### WORK TO COMPLETE:
Every record must be repeated exactly; omit any pictures they contain.

## start DATA FOR THIS EXERCISE

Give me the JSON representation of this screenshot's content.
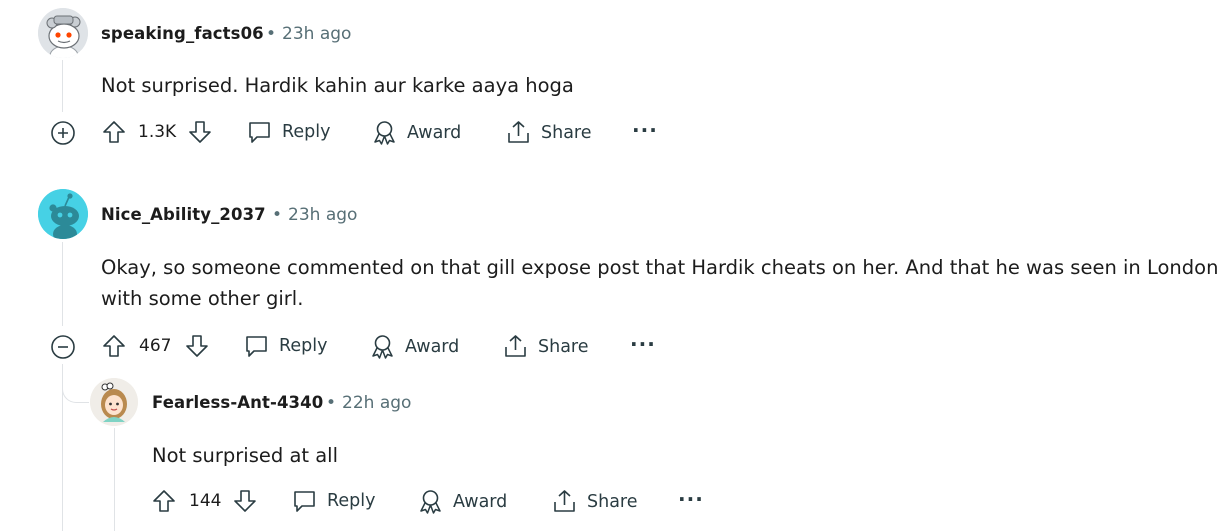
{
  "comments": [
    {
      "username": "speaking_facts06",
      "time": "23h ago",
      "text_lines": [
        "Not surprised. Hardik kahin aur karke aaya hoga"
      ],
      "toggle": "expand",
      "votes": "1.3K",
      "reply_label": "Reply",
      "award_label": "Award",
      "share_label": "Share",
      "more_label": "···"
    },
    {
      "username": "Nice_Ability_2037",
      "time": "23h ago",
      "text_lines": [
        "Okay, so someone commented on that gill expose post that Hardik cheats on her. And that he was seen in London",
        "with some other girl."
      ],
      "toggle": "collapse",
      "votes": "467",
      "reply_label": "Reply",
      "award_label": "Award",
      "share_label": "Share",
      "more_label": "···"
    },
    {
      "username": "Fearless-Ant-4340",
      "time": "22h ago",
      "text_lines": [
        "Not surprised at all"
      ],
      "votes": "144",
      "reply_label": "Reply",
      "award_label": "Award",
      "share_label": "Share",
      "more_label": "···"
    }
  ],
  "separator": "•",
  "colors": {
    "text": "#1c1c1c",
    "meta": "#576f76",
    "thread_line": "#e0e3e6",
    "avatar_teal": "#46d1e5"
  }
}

## end DATA FOR THIS EXERCISE

### RESPONSE FOR THIS EXERCISE:
Give me the JSON representation of this screenshot's content.
{
  "comments": [
    {
      "username": "speaking_facts06",
      "time": "23h ago",
      "text_lines": [
        "Not surprised. Hardik kahin aur karke aaya hoga"
      ],
      "toggle": "expand",
      "votes": "1.3K",
      "reply_label": "Reply",
      "award_label": "Award",
      "share_label": "Share",
      "more_label": "···"
    },
    {
      "username": "Nice_Ability_2037",
      "time": "23h ago",
      "text_lines": [
        "Okay, so someone commented on that gill expose post that Hardik cheats on her. And that he was seen in London",
        "with some other girl."
      ],
      "toggle": "collapse",
      "votes": "467",
      "reply_label": "Reply",
      "award_label": "Award",
      "share_label": "Share",
      "more_label": "···"
    },
    {
      "username": "Fearless-Ant-4340",
      "time": "22h ago",
      "text_lines": [
        "Not surprised at all"
      ],
      "votes": "144",
      "reply_label": "Reply",
      "award_label": "Award",
      "share_label": "Share",
      "more_label": "···"
    }
  ],
  "separator": "•",
  "colors": {
    "text": "#1c1c1c",
    "meta": "#576f76",
    "thread_line": "#e0e3e6",
    "avatar_teal": "#46d1e5"
  }
}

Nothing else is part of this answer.